> **Supplied information**:
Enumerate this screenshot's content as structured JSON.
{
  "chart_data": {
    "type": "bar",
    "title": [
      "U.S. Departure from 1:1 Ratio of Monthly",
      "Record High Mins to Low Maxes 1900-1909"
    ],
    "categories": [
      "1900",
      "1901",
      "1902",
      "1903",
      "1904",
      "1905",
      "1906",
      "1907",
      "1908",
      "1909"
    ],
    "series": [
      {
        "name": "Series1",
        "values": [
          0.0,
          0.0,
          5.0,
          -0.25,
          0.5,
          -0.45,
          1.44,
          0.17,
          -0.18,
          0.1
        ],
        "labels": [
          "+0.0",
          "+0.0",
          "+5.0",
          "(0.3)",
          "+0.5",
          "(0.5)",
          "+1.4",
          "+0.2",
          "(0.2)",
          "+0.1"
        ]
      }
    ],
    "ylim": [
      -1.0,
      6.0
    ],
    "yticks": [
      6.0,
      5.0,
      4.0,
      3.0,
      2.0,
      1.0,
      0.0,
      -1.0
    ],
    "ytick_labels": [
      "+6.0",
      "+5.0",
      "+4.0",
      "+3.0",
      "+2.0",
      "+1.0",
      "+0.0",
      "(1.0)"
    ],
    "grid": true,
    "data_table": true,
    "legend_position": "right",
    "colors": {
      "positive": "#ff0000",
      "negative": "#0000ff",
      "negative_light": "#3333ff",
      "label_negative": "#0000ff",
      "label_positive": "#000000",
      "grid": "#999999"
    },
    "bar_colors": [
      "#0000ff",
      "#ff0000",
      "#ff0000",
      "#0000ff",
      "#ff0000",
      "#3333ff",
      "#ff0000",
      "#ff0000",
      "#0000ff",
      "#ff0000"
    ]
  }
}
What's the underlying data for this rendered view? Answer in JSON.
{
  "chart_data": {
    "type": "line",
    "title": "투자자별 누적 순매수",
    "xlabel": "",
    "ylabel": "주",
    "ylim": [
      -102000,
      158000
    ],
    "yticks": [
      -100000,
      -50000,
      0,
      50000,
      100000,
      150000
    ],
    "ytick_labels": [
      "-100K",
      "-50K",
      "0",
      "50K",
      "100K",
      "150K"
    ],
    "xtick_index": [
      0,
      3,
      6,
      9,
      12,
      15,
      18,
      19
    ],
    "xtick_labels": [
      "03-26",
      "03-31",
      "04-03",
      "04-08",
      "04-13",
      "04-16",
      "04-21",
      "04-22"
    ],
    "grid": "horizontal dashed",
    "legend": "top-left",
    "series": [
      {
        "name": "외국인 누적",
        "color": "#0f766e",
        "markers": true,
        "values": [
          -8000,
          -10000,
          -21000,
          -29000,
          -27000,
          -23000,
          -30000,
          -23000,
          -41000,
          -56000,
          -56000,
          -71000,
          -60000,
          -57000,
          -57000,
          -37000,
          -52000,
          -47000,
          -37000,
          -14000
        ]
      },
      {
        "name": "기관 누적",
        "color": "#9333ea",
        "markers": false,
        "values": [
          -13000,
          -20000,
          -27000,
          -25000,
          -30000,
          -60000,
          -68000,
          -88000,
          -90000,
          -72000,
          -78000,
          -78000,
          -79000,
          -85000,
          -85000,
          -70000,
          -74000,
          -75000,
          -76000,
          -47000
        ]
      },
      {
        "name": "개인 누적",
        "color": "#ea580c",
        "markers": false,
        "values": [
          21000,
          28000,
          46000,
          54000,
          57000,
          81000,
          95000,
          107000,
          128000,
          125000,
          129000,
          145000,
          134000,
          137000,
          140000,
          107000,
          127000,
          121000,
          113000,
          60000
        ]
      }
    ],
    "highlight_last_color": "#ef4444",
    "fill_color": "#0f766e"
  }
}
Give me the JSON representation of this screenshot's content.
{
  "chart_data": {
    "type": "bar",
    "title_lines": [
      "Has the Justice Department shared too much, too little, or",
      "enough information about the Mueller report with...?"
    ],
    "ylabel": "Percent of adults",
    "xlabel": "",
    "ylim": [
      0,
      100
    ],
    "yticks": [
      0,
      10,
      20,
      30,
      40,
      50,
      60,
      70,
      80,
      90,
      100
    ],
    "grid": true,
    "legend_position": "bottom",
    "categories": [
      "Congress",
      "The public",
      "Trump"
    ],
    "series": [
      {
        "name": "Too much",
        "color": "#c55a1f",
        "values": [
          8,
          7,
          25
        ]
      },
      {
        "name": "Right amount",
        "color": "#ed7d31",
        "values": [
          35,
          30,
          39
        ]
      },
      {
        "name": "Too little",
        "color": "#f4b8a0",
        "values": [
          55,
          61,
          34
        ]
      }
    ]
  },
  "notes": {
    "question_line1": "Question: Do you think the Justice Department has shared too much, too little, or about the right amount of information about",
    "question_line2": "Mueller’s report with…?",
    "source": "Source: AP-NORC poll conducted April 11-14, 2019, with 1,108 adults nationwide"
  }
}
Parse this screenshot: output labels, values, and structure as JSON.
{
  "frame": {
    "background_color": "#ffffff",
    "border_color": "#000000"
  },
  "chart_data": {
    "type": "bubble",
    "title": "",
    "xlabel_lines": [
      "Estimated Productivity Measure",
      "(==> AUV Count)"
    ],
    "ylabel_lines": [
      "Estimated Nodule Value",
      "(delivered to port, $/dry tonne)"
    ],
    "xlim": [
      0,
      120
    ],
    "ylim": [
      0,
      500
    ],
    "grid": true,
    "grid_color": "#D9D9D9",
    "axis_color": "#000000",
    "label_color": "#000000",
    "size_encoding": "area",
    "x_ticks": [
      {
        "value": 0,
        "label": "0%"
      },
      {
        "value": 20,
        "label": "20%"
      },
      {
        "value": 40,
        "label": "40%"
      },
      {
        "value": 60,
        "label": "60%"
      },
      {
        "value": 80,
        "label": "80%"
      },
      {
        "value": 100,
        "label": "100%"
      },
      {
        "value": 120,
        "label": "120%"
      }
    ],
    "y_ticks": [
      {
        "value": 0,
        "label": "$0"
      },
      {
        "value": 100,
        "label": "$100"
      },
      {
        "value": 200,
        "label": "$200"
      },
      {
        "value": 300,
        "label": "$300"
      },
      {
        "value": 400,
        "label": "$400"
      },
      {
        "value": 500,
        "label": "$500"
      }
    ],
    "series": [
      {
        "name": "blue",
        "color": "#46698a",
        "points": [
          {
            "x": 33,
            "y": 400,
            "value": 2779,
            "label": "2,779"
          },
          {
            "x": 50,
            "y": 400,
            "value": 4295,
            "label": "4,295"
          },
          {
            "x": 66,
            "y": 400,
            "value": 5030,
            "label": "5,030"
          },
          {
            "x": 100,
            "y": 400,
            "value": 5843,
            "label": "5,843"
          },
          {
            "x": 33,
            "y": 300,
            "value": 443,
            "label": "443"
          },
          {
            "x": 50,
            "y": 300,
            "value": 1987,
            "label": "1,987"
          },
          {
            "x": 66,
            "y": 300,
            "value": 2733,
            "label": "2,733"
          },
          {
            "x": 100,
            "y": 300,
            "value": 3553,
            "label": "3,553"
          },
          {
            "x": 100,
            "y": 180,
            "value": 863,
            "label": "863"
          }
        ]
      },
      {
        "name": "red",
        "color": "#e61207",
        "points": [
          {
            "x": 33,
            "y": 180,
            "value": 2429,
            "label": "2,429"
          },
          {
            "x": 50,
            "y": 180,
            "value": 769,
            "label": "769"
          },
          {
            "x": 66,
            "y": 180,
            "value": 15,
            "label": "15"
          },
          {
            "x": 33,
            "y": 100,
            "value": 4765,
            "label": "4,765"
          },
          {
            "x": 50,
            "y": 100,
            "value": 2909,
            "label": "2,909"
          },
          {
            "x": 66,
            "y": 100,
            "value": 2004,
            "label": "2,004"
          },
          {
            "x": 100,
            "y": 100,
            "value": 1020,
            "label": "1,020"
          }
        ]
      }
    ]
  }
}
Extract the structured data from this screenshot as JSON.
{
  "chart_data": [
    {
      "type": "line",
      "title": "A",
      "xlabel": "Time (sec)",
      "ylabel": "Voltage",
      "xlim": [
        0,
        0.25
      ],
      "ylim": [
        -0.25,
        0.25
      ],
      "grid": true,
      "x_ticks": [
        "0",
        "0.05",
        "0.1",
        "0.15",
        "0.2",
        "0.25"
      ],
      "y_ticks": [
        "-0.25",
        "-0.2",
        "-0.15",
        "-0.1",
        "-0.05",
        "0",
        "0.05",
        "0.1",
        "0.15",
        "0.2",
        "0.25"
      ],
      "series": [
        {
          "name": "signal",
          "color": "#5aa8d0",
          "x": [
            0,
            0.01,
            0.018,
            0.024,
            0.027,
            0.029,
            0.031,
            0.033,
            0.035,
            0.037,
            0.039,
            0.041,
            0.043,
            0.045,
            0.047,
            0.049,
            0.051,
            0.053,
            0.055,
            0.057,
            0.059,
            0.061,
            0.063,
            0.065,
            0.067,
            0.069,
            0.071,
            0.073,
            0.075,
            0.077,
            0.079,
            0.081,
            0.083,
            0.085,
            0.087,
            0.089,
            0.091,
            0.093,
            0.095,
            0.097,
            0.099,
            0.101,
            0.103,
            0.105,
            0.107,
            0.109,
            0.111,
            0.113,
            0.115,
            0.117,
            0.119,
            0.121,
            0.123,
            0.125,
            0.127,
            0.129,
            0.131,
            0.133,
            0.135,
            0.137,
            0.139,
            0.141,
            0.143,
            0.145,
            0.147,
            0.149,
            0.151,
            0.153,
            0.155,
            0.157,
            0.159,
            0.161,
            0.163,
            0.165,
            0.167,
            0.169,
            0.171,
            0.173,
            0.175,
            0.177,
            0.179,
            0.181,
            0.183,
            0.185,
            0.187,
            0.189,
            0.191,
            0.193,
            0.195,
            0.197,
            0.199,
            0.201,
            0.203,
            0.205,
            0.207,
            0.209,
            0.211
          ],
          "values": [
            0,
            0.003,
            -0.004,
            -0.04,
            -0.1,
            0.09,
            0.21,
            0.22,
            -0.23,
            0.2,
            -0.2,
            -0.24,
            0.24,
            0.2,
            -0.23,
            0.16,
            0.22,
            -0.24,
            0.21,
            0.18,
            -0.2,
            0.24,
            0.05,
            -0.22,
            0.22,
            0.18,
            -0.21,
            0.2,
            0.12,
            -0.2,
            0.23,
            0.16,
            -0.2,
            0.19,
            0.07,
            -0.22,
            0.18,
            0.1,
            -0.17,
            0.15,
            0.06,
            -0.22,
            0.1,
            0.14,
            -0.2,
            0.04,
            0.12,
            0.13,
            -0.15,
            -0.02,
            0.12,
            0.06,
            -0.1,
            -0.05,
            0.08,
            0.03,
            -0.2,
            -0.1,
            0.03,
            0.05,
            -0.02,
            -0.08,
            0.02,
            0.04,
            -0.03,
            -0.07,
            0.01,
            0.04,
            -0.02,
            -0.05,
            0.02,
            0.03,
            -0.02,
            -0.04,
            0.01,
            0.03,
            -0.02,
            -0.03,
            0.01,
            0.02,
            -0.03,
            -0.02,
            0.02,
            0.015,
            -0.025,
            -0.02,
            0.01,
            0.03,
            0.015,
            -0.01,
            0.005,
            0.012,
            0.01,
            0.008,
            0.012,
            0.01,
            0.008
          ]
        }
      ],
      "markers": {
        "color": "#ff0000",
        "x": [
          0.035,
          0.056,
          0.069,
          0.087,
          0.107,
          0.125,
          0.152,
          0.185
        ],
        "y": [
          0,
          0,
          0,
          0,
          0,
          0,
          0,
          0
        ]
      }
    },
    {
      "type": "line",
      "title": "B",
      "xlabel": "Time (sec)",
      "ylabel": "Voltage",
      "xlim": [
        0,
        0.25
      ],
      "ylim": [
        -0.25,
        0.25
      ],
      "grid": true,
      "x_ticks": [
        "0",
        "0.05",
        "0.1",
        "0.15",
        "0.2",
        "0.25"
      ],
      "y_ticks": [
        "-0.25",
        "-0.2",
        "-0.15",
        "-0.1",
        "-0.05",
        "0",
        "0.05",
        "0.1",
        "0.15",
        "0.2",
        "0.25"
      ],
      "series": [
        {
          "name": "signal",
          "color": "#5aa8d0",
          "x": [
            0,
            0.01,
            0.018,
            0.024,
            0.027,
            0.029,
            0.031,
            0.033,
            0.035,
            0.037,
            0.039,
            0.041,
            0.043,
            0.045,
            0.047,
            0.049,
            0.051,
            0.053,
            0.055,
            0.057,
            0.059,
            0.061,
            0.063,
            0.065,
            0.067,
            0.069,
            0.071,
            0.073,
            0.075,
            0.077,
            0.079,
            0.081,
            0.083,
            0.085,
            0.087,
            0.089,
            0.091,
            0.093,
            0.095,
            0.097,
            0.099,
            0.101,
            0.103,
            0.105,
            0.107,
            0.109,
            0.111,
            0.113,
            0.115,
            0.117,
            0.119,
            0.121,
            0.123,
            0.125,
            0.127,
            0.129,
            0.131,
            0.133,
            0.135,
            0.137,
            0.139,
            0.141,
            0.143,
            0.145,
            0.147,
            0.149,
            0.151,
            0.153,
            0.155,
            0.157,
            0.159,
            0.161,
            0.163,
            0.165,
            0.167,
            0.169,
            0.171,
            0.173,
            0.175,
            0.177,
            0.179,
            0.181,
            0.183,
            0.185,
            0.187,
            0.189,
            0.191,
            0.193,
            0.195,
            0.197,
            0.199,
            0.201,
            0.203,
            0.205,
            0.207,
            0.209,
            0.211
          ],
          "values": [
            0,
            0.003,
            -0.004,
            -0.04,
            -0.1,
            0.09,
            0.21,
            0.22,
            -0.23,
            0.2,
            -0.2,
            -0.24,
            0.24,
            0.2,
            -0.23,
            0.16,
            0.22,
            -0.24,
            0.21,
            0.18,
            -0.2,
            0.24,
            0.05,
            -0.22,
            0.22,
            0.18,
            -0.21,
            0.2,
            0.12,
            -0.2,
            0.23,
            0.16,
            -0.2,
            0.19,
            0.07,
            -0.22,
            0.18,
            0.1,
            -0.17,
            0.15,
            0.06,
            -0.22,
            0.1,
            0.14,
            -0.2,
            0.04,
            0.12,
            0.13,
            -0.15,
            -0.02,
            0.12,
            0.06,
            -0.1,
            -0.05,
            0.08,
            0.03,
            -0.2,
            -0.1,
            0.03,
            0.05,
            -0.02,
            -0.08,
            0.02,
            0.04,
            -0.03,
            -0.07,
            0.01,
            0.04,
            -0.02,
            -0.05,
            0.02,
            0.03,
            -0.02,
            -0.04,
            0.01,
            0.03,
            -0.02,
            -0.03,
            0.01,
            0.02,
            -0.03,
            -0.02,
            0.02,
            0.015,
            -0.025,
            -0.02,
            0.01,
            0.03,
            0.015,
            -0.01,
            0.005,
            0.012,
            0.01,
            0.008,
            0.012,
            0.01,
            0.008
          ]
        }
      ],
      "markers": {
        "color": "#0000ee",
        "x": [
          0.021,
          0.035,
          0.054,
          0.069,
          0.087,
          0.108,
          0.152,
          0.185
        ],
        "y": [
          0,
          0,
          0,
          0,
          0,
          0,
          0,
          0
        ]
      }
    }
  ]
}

> **Exercise objective**:
Return each line where "shared" shows up.

> **Result**:
      "Has the Justice Department shared too much, too little, or",
    "question_line1": "Question: Do you think the Justice Department has shared too much, too little, or about the right amount of information about",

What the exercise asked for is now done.